** start of EXTRACTED INFORMATION **

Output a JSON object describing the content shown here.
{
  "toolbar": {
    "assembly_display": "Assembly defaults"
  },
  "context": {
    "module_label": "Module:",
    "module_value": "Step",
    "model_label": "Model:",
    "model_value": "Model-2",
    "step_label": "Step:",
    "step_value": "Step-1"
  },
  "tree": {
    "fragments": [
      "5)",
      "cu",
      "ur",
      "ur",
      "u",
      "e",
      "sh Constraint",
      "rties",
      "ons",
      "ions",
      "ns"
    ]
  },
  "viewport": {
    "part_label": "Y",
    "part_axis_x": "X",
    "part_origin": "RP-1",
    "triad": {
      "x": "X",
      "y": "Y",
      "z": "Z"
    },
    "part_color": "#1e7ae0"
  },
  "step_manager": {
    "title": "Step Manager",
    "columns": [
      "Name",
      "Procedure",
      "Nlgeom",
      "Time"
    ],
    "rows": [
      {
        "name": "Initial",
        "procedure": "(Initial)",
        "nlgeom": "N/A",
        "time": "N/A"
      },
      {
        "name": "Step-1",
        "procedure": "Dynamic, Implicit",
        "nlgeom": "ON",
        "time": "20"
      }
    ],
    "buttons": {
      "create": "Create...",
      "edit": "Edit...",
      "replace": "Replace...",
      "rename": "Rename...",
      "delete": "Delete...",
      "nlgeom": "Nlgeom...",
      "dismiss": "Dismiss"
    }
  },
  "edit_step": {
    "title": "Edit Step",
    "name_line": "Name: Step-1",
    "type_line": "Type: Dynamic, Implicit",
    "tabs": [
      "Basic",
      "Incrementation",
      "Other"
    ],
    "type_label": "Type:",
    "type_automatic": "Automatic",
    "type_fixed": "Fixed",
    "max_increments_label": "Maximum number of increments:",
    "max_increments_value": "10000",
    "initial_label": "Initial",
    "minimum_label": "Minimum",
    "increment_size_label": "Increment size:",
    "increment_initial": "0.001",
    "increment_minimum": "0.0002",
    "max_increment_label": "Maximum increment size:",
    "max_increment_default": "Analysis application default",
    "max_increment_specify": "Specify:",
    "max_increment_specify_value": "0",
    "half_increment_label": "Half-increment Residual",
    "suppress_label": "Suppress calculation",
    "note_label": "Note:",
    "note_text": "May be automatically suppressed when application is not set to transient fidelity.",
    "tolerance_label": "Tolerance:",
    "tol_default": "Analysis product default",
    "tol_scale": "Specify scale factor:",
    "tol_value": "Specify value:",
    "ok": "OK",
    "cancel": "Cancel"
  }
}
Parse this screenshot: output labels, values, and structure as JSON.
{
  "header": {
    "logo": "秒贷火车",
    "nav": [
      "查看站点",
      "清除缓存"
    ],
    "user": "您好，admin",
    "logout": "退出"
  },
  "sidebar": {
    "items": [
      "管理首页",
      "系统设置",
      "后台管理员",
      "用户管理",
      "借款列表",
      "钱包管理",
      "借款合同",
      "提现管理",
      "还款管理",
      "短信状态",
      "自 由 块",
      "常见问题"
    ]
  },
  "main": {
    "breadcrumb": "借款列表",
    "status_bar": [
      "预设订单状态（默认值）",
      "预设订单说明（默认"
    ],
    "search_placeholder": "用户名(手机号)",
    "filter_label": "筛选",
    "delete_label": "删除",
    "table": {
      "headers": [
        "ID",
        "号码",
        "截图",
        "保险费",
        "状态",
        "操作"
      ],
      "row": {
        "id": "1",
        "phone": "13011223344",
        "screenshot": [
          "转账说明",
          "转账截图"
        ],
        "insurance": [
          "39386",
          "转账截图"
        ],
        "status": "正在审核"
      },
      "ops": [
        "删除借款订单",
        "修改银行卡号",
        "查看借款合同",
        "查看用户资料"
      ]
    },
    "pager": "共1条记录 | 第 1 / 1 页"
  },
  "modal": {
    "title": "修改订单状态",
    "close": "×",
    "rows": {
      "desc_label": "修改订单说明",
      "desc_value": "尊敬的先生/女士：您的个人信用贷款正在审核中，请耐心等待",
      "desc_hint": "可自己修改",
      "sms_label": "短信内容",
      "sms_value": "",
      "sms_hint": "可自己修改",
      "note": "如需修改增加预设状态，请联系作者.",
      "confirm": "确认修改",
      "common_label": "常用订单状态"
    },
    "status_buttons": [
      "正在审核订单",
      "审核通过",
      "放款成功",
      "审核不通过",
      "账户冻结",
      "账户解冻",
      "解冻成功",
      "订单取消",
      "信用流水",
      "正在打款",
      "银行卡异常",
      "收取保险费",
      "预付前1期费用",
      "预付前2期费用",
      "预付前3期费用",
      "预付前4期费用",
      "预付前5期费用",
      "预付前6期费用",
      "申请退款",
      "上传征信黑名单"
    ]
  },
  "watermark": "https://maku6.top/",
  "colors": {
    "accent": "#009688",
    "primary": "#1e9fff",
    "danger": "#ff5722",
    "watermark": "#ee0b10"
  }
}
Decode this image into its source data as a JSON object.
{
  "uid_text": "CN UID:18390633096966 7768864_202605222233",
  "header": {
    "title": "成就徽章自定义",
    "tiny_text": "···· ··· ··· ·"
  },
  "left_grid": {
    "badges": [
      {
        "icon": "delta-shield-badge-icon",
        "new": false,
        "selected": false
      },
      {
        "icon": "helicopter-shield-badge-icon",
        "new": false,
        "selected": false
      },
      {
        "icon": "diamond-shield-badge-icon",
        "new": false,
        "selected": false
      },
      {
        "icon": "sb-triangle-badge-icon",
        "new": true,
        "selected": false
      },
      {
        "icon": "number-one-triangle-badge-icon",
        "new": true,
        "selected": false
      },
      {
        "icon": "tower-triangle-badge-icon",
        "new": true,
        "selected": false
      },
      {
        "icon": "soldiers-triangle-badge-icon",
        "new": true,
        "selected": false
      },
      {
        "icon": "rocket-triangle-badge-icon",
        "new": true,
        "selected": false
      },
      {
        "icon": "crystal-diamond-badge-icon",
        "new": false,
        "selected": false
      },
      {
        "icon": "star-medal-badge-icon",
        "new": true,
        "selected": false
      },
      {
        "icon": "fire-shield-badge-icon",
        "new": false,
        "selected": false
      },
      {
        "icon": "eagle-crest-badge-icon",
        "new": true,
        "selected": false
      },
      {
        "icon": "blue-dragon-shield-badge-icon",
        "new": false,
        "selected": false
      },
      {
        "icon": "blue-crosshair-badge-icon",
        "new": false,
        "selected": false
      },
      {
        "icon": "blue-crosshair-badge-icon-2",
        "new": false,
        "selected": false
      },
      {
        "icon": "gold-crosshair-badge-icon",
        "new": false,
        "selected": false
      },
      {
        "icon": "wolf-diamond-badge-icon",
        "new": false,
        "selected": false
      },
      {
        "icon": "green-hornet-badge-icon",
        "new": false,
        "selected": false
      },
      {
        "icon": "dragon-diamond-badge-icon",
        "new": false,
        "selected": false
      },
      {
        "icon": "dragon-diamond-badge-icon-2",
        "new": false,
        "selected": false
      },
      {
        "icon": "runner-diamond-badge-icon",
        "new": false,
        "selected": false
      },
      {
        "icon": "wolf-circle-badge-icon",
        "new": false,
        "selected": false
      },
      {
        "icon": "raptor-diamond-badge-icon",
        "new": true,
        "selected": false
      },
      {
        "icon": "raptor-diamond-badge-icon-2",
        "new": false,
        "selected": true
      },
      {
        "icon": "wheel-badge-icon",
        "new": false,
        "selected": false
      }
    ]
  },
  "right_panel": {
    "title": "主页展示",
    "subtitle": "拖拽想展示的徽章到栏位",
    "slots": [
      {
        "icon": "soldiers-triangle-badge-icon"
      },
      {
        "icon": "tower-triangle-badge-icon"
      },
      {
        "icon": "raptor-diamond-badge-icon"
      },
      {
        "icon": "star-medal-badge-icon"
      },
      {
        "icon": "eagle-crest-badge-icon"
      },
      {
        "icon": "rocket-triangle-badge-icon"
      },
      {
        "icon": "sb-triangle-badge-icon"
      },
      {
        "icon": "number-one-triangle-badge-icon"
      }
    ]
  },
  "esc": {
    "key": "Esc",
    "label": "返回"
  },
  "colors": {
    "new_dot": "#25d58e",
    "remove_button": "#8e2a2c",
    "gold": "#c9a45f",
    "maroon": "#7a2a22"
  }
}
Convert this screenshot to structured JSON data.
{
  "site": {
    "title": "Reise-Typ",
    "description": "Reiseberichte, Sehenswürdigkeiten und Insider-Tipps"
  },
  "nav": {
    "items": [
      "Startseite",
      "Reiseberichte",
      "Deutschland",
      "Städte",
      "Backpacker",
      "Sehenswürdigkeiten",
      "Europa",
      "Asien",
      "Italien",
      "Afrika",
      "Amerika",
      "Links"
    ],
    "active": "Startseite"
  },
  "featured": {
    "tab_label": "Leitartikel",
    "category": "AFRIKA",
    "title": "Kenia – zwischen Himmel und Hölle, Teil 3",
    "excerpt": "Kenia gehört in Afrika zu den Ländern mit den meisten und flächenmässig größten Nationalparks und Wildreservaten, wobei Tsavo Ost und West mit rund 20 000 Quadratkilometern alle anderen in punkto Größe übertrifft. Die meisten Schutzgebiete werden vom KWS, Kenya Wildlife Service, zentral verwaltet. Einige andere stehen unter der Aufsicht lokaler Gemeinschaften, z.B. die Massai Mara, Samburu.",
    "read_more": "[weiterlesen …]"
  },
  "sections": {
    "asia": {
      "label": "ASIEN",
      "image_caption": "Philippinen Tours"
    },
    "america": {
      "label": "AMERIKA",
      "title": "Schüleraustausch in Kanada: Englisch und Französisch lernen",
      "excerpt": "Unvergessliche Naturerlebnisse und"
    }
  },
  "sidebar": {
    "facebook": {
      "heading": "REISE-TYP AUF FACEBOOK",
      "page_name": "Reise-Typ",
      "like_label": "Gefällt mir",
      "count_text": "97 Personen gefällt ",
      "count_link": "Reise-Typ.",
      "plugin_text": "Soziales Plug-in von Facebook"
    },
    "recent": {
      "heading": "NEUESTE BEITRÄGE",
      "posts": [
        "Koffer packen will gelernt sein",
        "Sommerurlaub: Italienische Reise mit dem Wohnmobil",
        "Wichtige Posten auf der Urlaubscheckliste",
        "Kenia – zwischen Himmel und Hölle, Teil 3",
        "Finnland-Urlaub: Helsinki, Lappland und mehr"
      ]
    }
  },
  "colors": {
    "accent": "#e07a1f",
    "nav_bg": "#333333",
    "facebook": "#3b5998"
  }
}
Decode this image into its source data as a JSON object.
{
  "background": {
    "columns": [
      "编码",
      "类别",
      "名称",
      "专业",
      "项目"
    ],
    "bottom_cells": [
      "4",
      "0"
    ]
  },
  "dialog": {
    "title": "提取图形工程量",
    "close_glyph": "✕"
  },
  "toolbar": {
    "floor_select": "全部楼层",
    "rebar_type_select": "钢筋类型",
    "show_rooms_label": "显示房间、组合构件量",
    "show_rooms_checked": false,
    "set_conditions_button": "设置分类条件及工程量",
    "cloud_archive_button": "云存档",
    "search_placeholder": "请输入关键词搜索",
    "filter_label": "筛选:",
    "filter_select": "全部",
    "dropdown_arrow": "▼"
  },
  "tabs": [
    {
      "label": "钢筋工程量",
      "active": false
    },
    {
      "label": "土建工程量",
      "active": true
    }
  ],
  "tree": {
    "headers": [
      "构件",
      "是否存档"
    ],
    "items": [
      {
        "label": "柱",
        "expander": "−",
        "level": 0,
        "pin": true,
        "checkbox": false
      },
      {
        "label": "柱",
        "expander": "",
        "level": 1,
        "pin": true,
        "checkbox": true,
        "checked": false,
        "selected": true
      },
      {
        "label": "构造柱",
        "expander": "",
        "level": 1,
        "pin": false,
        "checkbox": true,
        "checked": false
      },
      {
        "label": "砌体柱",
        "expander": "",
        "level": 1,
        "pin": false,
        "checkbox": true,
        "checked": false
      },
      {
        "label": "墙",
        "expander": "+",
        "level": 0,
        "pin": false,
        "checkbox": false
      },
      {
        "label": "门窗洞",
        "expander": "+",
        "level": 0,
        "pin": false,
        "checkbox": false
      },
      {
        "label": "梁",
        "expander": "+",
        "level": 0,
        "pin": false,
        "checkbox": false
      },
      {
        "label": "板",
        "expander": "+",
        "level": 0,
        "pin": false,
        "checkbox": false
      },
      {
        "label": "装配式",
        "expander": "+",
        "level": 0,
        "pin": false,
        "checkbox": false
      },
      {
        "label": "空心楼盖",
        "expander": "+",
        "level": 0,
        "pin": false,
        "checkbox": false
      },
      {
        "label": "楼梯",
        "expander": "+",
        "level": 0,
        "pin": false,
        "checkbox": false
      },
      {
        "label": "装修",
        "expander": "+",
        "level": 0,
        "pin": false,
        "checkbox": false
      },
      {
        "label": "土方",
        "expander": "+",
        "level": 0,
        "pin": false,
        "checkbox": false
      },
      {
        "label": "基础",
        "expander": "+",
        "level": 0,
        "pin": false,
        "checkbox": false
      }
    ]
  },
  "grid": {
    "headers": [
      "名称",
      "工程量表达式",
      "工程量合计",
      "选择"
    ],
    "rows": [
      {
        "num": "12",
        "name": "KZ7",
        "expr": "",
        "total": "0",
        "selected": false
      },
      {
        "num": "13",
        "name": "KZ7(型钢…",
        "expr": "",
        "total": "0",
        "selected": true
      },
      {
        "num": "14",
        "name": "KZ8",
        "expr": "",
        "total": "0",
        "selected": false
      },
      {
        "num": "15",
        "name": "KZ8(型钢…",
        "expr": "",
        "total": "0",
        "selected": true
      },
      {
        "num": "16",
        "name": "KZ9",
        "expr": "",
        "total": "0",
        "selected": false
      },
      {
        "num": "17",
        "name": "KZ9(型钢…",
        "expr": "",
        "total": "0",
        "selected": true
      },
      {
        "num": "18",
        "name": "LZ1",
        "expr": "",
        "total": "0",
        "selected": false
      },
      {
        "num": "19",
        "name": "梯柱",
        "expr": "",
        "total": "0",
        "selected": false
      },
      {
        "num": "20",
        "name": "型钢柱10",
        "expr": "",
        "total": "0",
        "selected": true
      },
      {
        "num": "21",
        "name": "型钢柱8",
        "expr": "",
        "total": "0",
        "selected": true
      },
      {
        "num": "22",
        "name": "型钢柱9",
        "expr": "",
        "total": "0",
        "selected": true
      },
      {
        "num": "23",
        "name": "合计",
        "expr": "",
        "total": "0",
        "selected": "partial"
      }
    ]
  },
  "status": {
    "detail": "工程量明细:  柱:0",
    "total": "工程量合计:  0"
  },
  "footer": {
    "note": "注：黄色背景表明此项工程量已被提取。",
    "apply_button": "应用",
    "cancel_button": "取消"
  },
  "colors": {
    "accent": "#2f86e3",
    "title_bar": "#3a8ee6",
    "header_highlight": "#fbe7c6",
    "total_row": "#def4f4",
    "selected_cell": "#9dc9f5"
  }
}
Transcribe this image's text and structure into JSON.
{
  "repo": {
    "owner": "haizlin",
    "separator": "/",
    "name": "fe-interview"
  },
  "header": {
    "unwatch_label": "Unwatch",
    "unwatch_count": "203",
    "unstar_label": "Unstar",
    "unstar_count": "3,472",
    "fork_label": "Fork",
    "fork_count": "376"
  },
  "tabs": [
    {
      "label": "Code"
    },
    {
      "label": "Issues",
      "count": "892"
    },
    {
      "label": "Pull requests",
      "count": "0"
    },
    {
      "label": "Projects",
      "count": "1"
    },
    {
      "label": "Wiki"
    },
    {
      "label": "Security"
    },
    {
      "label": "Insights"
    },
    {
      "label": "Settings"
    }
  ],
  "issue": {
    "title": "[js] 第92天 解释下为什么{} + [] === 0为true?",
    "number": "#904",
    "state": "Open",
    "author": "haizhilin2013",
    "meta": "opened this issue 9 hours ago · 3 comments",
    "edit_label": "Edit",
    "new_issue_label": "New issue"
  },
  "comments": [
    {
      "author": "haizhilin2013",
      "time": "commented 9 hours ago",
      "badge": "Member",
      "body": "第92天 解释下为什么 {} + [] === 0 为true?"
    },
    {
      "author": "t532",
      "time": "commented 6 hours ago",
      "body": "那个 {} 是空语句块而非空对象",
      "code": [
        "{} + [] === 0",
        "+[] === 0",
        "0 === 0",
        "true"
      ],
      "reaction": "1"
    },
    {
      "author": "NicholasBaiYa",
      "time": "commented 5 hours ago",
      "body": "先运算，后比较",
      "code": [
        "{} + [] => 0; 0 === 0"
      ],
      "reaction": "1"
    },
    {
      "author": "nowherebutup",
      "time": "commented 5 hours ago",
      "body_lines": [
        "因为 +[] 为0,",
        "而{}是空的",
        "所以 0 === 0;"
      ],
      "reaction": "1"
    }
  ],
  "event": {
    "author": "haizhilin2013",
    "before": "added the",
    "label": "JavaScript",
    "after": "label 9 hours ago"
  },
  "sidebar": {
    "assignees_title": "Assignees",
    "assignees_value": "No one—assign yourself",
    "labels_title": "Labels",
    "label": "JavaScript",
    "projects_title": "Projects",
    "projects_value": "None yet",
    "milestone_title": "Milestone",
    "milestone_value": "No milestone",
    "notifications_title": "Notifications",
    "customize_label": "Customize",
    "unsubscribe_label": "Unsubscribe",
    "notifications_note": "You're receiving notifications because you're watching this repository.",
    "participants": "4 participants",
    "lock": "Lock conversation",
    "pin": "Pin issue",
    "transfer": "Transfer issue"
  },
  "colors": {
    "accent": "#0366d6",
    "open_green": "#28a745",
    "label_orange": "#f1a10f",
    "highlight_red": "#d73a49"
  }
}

** end of EXTRACTED INFORMATION **

▶ [TASK TO COMPLETE]:
Report back each line of the entries that holds the string "Teil".

▶ [EXERCISE SOLUTION]:
    "title": "Kenia – zwischen Himmel und Hölle, Teil 3",
        "Kenia – zwischen Himmel und Hölle, Teil 3",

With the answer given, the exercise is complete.